GOAL – Sift the listing for lines that hold the string "zbor" and pull them out.

Saved entries

╭──

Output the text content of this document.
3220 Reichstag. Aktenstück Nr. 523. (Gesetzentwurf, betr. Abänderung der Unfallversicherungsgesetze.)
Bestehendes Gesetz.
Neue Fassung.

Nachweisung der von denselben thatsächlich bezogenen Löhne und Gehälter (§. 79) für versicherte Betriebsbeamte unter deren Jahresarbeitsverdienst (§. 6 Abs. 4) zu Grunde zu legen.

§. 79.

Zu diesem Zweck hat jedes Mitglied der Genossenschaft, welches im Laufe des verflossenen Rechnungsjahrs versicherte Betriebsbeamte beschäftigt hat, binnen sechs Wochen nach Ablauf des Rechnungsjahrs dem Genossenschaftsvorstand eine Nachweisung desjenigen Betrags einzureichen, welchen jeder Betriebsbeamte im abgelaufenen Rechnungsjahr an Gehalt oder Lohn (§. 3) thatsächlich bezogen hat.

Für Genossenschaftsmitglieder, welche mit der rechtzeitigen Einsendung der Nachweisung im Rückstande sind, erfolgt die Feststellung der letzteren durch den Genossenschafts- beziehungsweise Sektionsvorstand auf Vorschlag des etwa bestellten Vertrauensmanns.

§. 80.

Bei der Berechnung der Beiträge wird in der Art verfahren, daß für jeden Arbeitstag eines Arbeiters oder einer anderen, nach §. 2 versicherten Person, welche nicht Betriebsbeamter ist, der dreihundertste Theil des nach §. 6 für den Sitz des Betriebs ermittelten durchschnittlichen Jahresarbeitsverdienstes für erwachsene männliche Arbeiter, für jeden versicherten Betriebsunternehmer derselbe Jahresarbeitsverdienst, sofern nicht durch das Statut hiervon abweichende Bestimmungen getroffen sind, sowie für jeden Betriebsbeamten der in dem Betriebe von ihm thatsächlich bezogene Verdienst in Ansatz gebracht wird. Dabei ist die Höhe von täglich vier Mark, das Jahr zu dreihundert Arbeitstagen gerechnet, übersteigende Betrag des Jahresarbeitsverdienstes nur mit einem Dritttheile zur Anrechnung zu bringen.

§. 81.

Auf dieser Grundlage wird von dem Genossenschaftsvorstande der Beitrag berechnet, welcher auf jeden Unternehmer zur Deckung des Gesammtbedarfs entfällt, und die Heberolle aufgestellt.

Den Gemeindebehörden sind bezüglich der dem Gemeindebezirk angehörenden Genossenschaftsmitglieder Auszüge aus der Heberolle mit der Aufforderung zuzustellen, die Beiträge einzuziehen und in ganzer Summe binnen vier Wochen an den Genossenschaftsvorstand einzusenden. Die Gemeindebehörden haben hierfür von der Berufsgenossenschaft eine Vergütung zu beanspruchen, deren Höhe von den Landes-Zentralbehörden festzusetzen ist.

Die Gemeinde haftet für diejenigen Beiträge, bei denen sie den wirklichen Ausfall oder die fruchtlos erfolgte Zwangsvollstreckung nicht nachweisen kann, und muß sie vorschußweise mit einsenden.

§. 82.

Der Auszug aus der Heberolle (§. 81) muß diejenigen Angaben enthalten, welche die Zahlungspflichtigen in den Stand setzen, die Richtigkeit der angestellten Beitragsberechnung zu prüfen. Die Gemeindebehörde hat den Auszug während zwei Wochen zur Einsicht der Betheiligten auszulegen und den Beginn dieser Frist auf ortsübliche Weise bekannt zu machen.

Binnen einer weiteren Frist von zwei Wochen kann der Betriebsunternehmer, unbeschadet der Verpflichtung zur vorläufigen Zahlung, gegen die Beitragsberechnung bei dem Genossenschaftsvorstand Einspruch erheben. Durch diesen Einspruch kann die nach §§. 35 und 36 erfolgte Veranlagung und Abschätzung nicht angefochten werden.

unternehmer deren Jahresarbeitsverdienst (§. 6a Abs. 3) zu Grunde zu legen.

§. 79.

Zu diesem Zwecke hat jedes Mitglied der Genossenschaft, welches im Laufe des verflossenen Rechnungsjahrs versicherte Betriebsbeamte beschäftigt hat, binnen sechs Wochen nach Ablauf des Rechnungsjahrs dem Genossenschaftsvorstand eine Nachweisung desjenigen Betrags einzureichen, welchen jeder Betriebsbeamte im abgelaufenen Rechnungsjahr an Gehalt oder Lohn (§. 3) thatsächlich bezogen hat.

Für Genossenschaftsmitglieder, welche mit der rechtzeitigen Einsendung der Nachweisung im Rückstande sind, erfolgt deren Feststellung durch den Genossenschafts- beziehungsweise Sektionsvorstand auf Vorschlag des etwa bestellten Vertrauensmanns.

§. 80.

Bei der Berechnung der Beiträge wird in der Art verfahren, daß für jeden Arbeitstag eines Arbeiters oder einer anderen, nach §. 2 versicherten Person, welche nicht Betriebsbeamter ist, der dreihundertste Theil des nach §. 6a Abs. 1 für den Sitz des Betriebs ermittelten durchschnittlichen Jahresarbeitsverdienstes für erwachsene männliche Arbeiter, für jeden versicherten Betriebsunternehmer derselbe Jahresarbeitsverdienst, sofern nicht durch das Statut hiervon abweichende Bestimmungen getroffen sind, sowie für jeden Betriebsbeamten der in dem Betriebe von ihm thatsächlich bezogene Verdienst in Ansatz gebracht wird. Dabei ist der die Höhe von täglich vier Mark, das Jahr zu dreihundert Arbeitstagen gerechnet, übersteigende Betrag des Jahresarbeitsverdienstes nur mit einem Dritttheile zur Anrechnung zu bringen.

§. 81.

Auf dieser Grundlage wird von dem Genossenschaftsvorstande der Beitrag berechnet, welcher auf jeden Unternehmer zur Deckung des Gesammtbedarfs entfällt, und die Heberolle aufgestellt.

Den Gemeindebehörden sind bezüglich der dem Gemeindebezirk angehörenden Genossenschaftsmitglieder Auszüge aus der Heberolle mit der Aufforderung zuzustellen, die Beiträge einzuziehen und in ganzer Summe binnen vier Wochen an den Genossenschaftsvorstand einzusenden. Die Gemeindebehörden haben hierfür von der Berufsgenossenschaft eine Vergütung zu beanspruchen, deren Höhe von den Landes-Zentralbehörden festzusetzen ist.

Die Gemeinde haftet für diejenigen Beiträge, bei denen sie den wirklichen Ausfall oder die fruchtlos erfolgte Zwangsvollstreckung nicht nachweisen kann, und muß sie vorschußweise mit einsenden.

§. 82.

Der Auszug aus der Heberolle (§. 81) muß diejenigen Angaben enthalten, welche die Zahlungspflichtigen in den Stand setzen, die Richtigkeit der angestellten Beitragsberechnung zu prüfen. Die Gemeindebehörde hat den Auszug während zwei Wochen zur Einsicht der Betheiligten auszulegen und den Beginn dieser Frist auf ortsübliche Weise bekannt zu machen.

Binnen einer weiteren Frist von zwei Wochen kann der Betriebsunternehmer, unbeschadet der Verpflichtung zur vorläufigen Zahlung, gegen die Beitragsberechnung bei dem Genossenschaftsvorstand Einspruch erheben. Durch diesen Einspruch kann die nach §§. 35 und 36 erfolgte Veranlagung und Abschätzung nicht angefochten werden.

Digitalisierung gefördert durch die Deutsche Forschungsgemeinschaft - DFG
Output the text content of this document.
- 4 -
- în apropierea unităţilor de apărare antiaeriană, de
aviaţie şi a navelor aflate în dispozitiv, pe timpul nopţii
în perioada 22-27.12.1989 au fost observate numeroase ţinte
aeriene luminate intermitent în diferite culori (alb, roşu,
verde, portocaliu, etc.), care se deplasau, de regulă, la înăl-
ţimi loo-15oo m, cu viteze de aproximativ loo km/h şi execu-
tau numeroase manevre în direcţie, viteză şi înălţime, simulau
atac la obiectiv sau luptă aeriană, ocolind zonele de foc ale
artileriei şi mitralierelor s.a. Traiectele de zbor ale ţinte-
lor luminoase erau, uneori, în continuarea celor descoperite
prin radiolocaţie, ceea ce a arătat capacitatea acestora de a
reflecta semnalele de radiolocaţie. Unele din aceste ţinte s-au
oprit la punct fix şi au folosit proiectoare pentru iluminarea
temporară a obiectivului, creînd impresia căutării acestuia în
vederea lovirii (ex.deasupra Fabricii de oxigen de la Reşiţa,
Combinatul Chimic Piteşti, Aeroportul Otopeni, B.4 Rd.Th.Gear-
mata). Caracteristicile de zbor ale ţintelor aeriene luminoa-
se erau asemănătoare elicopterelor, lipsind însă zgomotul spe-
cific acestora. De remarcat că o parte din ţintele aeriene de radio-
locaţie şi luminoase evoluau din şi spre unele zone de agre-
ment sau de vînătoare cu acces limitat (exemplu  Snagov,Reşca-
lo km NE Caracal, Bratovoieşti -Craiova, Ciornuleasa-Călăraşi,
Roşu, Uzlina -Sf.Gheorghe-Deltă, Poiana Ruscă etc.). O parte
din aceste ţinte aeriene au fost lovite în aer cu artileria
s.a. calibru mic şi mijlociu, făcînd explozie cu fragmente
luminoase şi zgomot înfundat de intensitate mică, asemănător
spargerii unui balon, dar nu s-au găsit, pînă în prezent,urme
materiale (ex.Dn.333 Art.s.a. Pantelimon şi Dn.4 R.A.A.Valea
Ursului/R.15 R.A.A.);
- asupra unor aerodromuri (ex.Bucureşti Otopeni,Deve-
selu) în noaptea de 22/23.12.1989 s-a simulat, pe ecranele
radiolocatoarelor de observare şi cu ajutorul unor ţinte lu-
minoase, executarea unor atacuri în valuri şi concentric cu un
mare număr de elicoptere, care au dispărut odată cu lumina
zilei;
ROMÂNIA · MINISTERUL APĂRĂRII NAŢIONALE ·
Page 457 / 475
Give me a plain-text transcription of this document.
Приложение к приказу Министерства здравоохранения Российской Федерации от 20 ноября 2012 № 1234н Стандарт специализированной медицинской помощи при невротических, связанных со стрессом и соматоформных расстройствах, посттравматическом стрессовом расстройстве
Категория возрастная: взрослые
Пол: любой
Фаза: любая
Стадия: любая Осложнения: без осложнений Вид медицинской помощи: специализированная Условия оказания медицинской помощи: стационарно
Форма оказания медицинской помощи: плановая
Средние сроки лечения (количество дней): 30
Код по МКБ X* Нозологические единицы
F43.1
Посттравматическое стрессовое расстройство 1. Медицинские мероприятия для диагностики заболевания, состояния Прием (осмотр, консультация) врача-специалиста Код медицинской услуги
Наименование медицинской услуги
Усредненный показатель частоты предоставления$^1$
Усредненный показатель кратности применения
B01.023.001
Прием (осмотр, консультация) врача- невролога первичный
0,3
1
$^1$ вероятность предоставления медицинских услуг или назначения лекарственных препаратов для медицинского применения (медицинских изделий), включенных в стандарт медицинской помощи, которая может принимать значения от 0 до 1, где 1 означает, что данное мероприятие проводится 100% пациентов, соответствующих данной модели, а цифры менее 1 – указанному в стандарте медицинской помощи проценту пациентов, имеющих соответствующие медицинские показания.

╰──

FINAL ANSWER –
artileriei şi mitralierelor s.a. Traiectele de zbor ale ţinte-
mata). Caracteristicile de zbor ale ţintelor aeriene luminoa-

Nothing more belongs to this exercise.